- What you have to do -
Say how many lines contain the string "source". Give no other output.

- Data excerpts -

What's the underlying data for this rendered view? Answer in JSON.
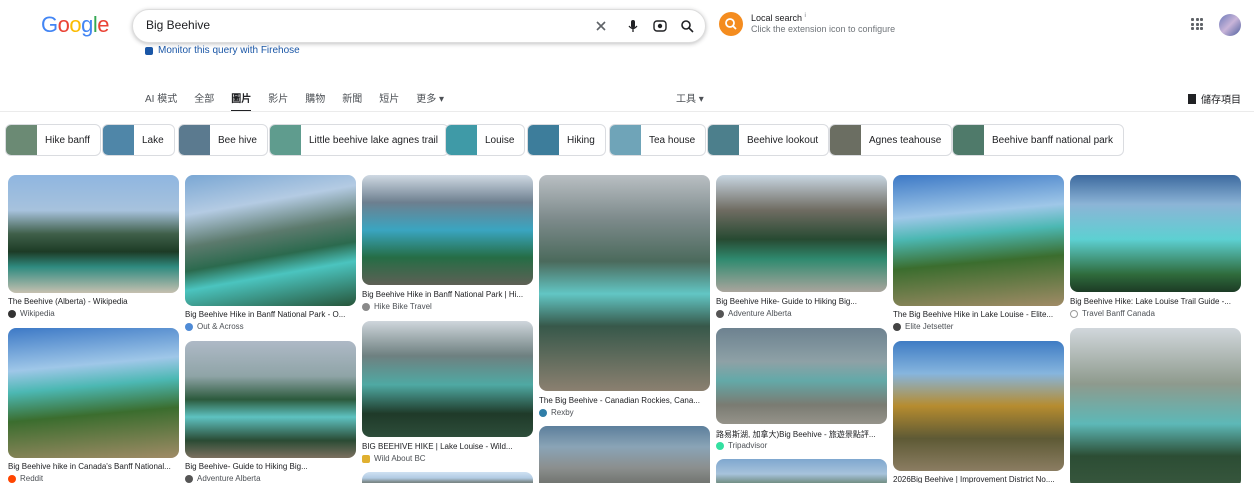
{
  "search": {
    "query": "Big Beehive",
    "firehose_link": "Monitor this query with Firehose"
  },
  "local_search": {
    "title": "Local search",
    "info_mark": "i",
    "subtitle": "Click the extension icon to configure"
  },
  "tabs": [
    {
      "label": "AI 模式",
      "active": false
    },
    {
      "label": "全部",
      "active": false
    },
    {
      "label": "圖片",
      "active": true
    },
    {
      "label": "影片",
      "active": false
    },
    {
      "label": "購物",
      "active": false
    },
    {
      "label": "新聞",
      "active": false
    },
    {
      "label": "短片",
      "active": false
    },
    {
      "label": "更多 ▾",
      "active": false
    }
  ],
  "tools_label": "工具 ▾",
  "saved_label": "儲存項目",
  "chips": [
    {
      "label": "Hike banff",
      "color": "#6b8a74"
    },
    {
      "label": "Lake",
      "color": "#4f86a8"
    },
    {
      "label": "Bee hive",
      "color": "#5b7a8f"
    },
    {
      "label": "Little beehive lake agnes trail",
      "color": "#5f9c8e"
    },
    {
      "label": "Louise",
      "color": "#3f9aa7"
    },
    {
      "label": "Hiking",
      "color": "#3d7d9b"
    },
    {
      "label": "Tea house",
      "color": "#6fa4b8"
    },
    {
      "label": "Beehive lookout",
      "color": "#4c7f8c"
    },
    {
      "label": "Agnes teahouse",
      "color": "#6b6e62"
    },
    {
      "label": "Beehive banff national park",
      "color": "#4f7a6a"
    }
  ],
  "results": [
    {
      "caption": "The Beehive (Alberta) - Wikipedia",
      "source": "Wikipedia",
      "fav": "#333333"
    },
    {
      "caption": "Big Beehive Hike in Banff National Park - O...",
      "source": "Out & Across",
      "fav": "#4f8bd6"
    },
    {
      "caption": "Big Beehive Hike in Banff National Park | Hi...",
      "source": "Hike Bike Travel",
      "fav": "#8a8a8a"
    },
    {
      "caption": "The Big Beehive - Canadian Rockies, Cana...",
      "source": "Rexby",
      "fav": "#2f7ea8"
    },
    {
      "caption": "Big Beehive Hike- Guide to Hiking Big...",
      "source": "Adventure Alberta",
      "fav": "#555555"
    },
    {
      "caption": "The Big Beehive Hike in Lake Louise - Elite...",
      "source": "Elite Jetsetter",
      "fav": "#444444"
    },
    {
      "caption": "Big Beehive Hike: Lake Louise Trail Guide -...",
      "source": "Travel Banff Canada",
      "fav": "#9a9a9a"
    },
    {
      "caption": "Big Beehive hike in Canada's Banff National...",
      "source": "Reddit",
      "fav": "#ff4500"
    },
    {
      "caption": "Big Beehive- Guide to Hiking Big...",
      "source": "Adventure Alberta",
      "fav": "#555555"
    },
    {
      "caption": "BIG BEEHIVE HIKE | Lake Louise - Wild...",
      "source": "Wild About BC",
      "fav": "#e0b030"
    },
    {
      "caption": "路易斯湖, 加拿大)Big Beehive - 旅遊景點評...",
      "source": "Tripadvisor",
      "fav": "#34e0a1"
    },
    {
      "caption": "2026Big Beehive | Improvement District No....",
      "source": "",
      "fav": "#ffffff"
    }
  ]
}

- Result -
12